◆ Extrait de page ◆
#####

La juridiction de renvoi précise que de nombreux juges de sądy rejonowe (tribunaux d’arrondissement) ne participent plus à ces concours en dépit de leur grande expérience, au motif que la procédure de nomination des juges des juridictions de droit commun n’est plus conforme à la Constitution, notamment, en raison du fait que les décisions de la KRS, qui est devenue hautement politisée, ne sont plus fondées sur des critères objectifs et favorisent les candidats soutenus par les présidents de
juridictions, lesquels ont été nommés par le ministre de la Justice.

44 Le Kolegium Sądu Okręgowego w Krakowie (collège du tribunal régional de Cracovie, Pologne) a donné son avis sur la candidature de la juge A. T. lors d’une audience du 1er juin 2020.

#####

◆ Données enregistrées ◆
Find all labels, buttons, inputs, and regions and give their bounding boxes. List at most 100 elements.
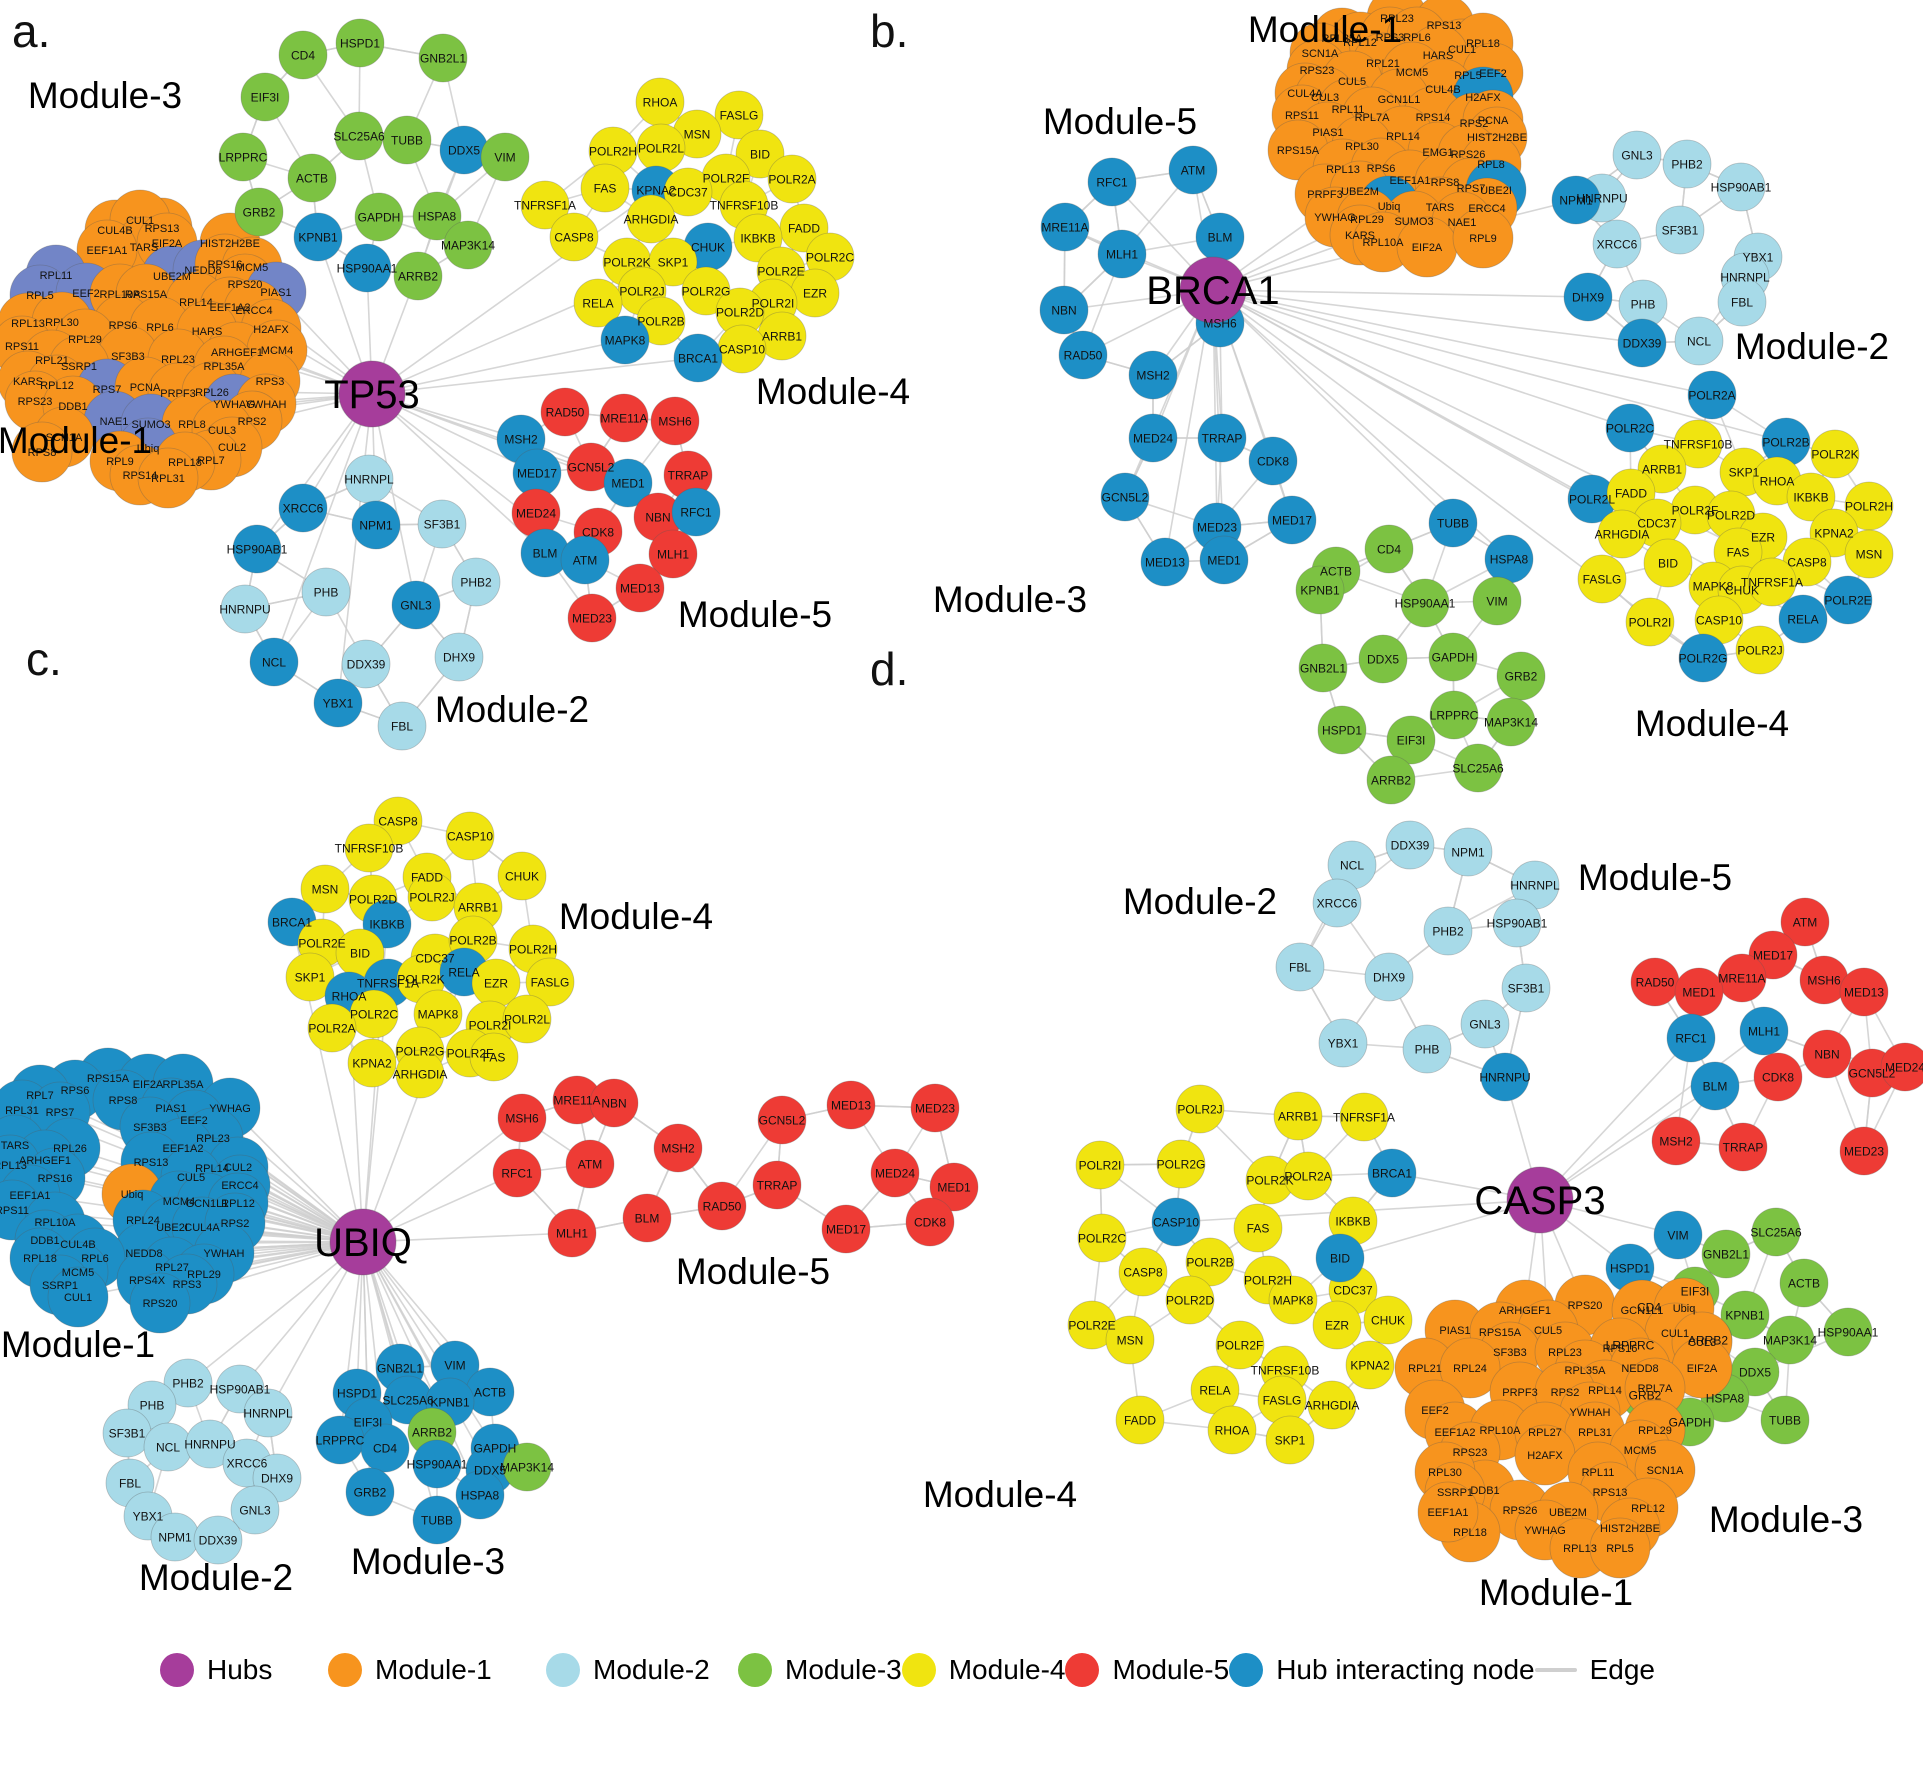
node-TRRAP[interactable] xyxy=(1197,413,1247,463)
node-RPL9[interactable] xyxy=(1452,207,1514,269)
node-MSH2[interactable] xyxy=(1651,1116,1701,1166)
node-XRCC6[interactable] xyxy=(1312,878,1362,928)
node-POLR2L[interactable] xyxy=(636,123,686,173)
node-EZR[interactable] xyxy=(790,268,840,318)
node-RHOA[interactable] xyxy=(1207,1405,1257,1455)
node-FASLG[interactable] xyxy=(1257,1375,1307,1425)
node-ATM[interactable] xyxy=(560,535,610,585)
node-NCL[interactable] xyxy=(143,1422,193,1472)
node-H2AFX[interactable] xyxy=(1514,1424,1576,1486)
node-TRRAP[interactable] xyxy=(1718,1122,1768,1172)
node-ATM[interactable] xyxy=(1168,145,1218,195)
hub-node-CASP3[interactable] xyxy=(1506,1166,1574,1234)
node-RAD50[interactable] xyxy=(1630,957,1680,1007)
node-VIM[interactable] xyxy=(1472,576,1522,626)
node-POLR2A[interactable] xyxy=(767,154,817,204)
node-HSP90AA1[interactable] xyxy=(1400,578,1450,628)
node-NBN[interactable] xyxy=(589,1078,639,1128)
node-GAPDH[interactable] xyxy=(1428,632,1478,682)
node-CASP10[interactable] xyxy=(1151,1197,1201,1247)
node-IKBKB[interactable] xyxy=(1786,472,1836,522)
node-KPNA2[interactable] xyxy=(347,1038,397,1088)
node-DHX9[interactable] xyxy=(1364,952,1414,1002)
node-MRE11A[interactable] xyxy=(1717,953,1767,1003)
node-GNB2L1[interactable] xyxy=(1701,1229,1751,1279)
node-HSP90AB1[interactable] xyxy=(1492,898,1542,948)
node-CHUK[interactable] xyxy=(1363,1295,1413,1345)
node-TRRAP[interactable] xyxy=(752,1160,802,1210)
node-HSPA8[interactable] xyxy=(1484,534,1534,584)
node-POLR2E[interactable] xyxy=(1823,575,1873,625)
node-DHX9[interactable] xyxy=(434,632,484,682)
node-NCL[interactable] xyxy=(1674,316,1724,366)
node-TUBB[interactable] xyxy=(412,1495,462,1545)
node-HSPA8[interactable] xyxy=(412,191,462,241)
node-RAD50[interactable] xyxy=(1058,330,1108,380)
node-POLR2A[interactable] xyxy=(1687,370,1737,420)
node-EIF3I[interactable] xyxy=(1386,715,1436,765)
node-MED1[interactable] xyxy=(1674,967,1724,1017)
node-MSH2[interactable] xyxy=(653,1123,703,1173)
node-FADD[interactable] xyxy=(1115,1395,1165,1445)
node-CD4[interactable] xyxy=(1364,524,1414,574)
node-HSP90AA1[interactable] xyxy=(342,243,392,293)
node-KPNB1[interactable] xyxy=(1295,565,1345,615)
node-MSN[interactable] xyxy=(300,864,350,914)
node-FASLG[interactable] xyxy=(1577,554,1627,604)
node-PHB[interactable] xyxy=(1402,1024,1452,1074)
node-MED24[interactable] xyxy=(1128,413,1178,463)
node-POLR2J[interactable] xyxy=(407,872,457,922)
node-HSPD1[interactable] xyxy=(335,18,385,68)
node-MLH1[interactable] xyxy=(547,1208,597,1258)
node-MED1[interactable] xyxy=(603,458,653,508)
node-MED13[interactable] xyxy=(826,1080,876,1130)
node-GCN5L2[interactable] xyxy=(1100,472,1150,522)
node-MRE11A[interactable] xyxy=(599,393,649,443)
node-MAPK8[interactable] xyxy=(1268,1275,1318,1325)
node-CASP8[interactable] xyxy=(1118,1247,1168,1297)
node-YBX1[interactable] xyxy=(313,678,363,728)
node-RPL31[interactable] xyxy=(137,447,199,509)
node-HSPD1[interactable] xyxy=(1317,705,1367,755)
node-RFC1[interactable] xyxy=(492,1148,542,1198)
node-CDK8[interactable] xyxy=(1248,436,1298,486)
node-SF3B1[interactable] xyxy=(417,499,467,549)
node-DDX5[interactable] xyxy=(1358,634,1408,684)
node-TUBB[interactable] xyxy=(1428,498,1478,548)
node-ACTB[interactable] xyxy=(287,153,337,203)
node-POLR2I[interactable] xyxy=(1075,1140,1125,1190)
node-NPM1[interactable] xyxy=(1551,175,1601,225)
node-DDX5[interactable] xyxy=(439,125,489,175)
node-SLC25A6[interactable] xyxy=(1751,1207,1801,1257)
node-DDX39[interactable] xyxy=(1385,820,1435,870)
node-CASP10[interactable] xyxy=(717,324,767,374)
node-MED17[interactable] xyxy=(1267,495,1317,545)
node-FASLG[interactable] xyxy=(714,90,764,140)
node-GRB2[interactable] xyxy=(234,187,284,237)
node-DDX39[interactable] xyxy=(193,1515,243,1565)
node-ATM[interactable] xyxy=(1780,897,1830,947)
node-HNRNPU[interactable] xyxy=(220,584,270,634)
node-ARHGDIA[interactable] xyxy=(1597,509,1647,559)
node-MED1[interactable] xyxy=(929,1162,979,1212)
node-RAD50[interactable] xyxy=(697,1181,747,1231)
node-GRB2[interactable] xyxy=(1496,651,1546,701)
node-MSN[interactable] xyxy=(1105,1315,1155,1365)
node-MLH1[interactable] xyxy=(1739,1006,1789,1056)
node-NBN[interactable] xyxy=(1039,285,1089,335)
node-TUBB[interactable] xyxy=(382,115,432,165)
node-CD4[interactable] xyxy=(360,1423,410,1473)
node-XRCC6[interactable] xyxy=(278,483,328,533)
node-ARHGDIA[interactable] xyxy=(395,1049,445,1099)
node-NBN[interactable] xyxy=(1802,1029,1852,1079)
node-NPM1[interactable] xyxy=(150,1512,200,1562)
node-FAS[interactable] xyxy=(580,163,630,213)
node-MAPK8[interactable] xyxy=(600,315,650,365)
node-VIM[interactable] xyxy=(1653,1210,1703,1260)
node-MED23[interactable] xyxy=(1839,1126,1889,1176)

#####

◆ Exercices proposés ◆
1/ Recopiez à l'identique, dans les enregistrements, le passage qui s'ouvre sur la ligne contenant "node-TRRAP[interactable] xyxy=(1197,413,1247,463)" et se ferme sur la ligne contenant "node-MED1[interactable] xyxy=(1674,967,1724,1017)", ces deux lignes comprises.
2/ Prolongez le texte sur la nomination des juges en Pologne à partir de l'endroit où il s'arrête.
Le texte et les enregistrements proviennent de sources distinctes.

◆ Réponses rédigées ◆
1/
node-TRRAP[interactable] xyxy=(1197,413,1247,463)
node-RPL9[interactable] xyxy=(1452,207,1514,269)
node-MSH2[interactable] xyxy=(1651,1116,1701,1166)
node-XRCC6[interactable] xyxy=(1312,878,1362,928)
node-POLR2L[interactable] xyxy=(636,123,686,173)
node-EZR[interactable] xyxy=(790,268,840,318)
node-RHOA[interactable] xyxy=(1207,1405,1257,1455)
node-FASLG[interactable] xyxy=(1257,1375,1307,1425)
node-ATM[interactable] xyxy=(560,535,610,585)
node-NCL[interactable] xyxy=(143,1422,193,1472)
node-H2AFX[interactable] xyxy=(1514,1424,1576,1486)
node-TRRAP[interactable] xyxy=(1718,1122,1768,1172)
node-ATM[interactable] xyxy=(1168,145,1218,195)
hub-node-CASP3[interactable] xyxy=(1506,1166,1574,1234)
node-RAD50[interactable] xyxy=(1630,957,1680,1007)
node-VIM[interactable] xyxy=(1472,576,1522,626)
node-POLR2A[interactable] xyxy=(767,154,817,204)
node-HSP90AA1[interactable] xyxy=(1400,578,1450,628)
node-NBN[interactable] xyxy=(589,1078,639,1128)
node-GAPDH[interactable] xyxy=(1428,632,1478,682)
node-CASP10[interactable] xyxy=(1151,1197,1201,1247)
node-IKBKB[interactable] xyxy=(1786,472,1836,522)
node-KPNA2[interactable] xyxy=(347,1038,397,1088)
node-DHX9[interactable] xyxy=(1364,952,1414,1002)
node-MRE11A[interactable] xyxy=(1717,953,1767,1003)
node-GNB2L1[interactable] xyxy=(1701,1229,1751,1279)
node-HSP90AB1[interactable] xyxy=(1492,898,1542,948)
node-CHUK[interactable] xyxy=(1363,1295,1413,1345)
node-TRRAP[interactable] xyxy=(752,1160,802,1210)
node-HSPA8[interactable] xyxy=(1484,534,1534,584)
node-POLR2E[interactable] xyxy=(1823,575,1873,625)
node-DHX9[interactable] xyxy=(434,632,484,682)
node-NCL[interactable] xyxy=(1674,316,1724,366)
node-TUBB[interactable] xyxy=(412,1495,462,1545)
node-HSPA8[interactable] xyxy=(412,191,462,241)
node-RAD50[interactable] xyxy=(1058,330,1108,380)
node-POLR2A[interactable] xyxy=(1687,370,1737,420)
node-EIF3I[interactable] xyxy=(1386,715,1436,765)
node-MED1[interactable] xyxy=(1674,967,1724,1017)

2/
45 La juridiction de renvoi indique, à cet égard, que la majorité des membres de ce collège sont des présidents du Sąd Okręgowy w Krakowie (tribunal régional de Cracovie) ainsi que de sądy rejonowe (tribunaux d’arrondissement), dont la nomination est directement influencée par le ministre de la Justice. Elle ajoute que la candidature de la juge A. T. n’a pas été soumise à l’avis de l’assemblée générale des juges du Sąd Okręgowy w Krakowie (tribunal régional de Cracovie), étant donné que le
législateur polonais a éliminé toute influence réelle de l’autorégulation judiciaire sur le processus de nomination des juges en Pologne. En effet, à compter du 14 février 2020 et, en particulier, à la suite de l’entrée en vigueur, après modification, de l’article 58 de la loi sur les juridictions de droit commun, l’avis de cette assemblée n’est plus requis.

46 Le 7 juillet 2020, la KRS a adopté une résolution recommandant la nomination de la juge A. T. au poste de juge au Sąd Okręgowy w Krakowie (tribunal régional de Cracovie). Le 4 février 2021, le président de la République de Pologne a procédé à cette nomination.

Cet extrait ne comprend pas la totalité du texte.